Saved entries
— BEGIN —
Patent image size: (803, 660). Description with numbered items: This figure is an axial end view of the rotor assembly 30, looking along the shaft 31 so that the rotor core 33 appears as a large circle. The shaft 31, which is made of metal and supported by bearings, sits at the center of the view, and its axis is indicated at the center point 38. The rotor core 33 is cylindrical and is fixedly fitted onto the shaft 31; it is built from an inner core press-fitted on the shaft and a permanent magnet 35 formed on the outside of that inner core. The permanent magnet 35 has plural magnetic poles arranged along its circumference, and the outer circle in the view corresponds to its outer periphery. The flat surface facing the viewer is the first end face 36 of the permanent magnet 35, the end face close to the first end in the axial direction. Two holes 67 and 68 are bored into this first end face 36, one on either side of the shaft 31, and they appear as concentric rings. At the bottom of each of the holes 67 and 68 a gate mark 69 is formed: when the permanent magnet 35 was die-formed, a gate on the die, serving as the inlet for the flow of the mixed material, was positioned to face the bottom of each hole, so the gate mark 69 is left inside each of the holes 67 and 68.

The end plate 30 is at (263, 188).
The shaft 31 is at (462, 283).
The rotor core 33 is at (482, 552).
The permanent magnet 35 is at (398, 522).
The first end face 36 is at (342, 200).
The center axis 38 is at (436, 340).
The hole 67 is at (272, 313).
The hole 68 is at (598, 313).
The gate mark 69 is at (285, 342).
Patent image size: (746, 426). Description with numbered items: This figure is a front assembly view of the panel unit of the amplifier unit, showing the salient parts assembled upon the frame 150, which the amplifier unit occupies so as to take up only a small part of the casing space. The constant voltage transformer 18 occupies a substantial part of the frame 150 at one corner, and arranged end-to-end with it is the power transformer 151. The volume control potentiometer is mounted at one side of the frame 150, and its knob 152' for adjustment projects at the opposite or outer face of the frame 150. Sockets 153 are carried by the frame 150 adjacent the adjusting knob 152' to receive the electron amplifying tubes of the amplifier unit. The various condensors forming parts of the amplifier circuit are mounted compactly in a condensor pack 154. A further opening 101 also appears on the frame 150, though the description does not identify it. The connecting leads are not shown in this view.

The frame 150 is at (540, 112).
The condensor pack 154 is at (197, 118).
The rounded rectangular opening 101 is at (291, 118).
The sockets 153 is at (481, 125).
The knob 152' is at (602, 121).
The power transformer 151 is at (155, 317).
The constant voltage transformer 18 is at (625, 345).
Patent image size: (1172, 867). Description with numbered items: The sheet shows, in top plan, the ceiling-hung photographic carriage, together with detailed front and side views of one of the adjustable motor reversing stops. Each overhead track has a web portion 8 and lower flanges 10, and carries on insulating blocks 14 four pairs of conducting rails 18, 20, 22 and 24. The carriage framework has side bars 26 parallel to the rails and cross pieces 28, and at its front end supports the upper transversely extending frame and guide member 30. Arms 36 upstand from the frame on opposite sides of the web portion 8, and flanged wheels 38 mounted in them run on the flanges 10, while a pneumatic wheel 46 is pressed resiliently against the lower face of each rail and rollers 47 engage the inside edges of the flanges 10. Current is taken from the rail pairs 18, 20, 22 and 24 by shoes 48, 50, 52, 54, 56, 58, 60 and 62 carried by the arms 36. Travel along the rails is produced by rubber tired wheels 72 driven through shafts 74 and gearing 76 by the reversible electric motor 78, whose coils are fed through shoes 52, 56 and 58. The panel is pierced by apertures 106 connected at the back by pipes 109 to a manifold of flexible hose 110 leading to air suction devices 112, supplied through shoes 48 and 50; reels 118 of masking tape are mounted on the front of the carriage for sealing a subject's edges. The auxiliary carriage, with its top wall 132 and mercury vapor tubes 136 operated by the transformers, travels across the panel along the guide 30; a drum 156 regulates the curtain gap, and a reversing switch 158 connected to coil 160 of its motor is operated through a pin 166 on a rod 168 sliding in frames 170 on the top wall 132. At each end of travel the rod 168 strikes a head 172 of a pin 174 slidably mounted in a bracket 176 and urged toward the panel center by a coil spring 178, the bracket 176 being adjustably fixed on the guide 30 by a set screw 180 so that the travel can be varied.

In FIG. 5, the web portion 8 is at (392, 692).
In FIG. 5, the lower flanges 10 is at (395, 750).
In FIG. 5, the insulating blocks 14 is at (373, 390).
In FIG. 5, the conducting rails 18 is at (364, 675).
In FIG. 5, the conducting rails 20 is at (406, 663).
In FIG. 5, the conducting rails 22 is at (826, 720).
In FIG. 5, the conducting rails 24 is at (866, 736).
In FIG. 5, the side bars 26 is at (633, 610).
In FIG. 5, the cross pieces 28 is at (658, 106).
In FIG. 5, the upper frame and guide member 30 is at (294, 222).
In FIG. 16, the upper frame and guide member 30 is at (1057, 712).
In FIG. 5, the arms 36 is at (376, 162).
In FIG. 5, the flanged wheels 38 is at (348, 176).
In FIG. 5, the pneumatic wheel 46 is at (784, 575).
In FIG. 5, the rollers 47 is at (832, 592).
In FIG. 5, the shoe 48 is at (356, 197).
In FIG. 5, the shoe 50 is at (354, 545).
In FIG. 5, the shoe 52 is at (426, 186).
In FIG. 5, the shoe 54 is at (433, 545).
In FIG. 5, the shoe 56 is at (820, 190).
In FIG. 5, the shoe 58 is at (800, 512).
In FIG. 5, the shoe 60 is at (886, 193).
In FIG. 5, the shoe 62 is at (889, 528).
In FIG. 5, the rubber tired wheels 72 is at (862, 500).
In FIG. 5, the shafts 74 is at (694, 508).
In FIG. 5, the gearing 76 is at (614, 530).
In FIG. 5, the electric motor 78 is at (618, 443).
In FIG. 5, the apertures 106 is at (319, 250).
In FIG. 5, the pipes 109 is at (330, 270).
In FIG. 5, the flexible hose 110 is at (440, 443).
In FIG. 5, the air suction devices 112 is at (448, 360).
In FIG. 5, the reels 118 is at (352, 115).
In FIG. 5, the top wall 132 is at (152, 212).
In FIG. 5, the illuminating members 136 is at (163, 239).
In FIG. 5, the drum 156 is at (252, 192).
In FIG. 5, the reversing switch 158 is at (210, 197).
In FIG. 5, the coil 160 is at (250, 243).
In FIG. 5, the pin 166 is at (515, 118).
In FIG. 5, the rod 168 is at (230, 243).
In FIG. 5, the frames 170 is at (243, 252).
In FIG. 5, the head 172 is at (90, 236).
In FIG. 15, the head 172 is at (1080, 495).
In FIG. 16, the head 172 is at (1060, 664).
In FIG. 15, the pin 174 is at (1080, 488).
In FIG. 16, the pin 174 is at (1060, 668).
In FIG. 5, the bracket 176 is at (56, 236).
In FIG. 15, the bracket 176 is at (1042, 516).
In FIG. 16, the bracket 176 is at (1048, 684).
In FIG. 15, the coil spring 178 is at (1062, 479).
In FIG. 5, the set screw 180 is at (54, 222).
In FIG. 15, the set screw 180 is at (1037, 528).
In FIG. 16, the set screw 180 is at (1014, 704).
— END —
How many lines in the records above contain the word "lower", matching case exactly? Reply with only the number.

Final result: 2